What to do>
• 1. According to the Tencent Cloud article, where did Tencent announce that tens of thousands of its Canghai chips have been deployed internally?
• 2. Summarize the Tencent Cloud article in two sentences.

═══ Text provided ═══

Tencent Cloud says it's mass producing custom video chips

Chinese tech giant claims better performance than competing GPUs

Chinese social media, cloud, and entertainment giant Tencent on Monday revealed that it has started mass production of a home brew video transcoding accelerator.

The announcement comes nearly two years after the company unveiled a trio of custom chips designed to accelerate everything from streaming video to networking and artificial intelligence workloads.

In a post published on WeChat, Tencent Cloud revealed that "tens of thousands" of its Canghai chips, which are designed to offload video encode/decode for latency sensitive workloads, have been deployed internally to accelerate cloud gaming and live broadcasting.

═══ Records supplied ═══

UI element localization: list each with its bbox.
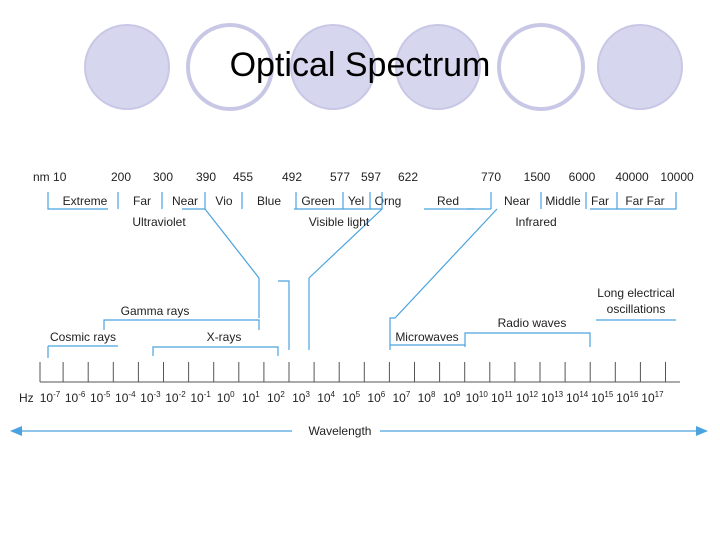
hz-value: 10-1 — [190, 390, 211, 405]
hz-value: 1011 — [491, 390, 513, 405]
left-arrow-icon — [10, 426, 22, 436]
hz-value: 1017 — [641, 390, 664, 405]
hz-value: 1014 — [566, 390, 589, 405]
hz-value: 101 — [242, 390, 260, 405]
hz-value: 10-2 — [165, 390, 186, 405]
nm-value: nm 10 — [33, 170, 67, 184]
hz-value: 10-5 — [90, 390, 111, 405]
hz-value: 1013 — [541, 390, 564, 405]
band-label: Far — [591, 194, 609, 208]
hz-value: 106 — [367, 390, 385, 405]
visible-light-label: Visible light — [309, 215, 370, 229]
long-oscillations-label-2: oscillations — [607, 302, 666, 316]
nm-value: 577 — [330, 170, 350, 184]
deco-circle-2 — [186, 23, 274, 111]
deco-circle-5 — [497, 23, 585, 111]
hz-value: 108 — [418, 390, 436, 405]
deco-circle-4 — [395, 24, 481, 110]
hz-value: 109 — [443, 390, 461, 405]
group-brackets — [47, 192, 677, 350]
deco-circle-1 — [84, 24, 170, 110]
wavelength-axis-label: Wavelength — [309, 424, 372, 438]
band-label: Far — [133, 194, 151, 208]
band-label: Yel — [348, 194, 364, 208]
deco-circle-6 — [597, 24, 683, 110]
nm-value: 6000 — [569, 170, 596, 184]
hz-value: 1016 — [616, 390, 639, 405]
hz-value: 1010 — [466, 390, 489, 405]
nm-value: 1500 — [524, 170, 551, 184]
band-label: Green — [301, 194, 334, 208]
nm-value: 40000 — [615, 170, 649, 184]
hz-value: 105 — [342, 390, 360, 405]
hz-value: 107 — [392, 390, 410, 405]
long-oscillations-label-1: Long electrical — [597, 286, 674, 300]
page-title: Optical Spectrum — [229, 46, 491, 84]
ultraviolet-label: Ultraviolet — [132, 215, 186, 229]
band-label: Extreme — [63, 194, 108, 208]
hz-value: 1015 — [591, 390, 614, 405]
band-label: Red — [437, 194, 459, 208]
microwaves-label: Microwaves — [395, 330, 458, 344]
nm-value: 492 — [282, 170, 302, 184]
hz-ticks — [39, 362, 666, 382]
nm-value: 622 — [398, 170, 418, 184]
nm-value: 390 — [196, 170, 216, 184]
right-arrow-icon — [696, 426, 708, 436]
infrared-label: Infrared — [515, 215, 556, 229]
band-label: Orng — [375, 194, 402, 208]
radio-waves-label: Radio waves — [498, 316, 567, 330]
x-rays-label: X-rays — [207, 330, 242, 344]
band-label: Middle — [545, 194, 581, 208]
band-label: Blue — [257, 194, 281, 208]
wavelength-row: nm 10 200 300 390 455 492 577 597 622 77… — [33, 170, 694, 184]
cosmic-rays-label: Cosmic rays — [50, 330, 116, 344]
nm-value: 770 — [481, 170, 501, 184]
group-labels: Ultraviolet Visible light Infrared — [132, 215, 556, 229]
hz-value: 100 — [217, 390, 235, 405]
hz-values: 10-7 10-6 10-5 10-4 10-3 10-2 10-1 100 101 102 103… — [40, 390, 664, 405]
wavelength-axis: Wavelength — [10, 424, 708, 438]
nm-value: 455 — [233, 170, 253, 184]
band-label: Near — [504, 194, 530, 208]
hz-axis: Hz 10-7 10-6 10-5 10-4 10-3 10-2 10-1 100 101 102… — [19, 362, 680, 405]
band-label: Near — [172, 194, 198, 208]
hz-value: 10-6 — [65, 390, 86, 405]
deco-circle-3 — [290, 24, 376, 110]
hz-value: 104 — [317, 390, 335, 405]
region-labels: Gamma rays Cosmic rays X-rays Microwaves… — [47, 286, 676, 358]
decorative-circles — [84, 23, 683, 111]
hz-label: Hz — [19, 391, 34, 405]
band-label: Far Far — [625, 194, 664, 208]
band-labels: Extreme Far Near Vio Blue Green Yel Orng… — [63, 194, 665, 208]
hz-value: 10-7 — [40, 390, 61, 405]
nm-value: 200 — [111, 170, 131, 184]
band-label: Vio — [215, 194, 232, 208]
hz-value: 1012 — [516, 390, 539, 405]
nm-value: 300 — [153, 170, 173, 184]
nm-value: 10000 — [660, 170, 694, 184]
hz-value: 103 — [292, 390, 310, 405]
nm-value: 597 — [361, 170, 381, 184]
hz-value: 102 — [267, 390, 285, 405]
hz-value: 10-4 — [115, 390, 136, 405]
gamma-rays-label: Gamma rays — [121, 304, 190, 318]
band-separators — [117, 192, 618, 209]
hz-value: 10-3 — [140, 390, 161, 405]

═══
═══ Records supplied ═══

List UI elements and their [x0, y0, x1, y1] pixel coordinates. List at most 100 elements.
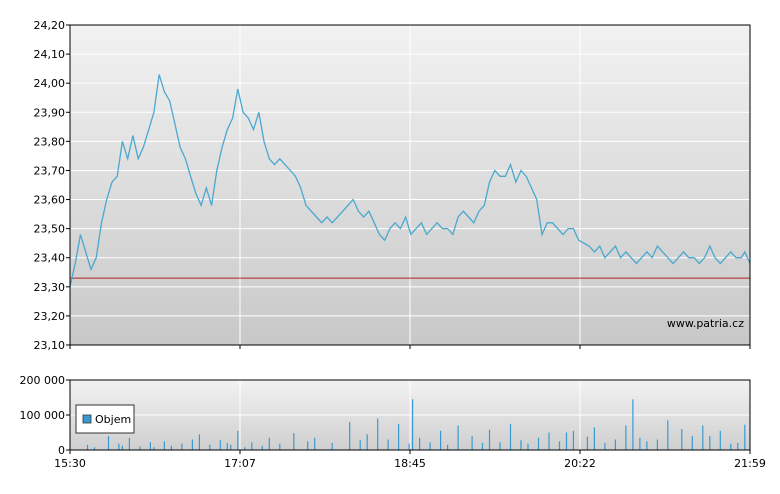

═══

Answers provided>
• 1. In a post published on WeChat.

• 2. Tencent has started mass production of a home brew video transcoding accelerator, nearly two years after unveiling a trio of custom chips for streaming video, networking and artificial intelligence workloads. Tencent Cloud says "tens of thousands" of these Canghai chips, built to offload video encode/decode for latency sensitive workloads, have been deployed internally to accelerate cloud gaming and live broadcasting.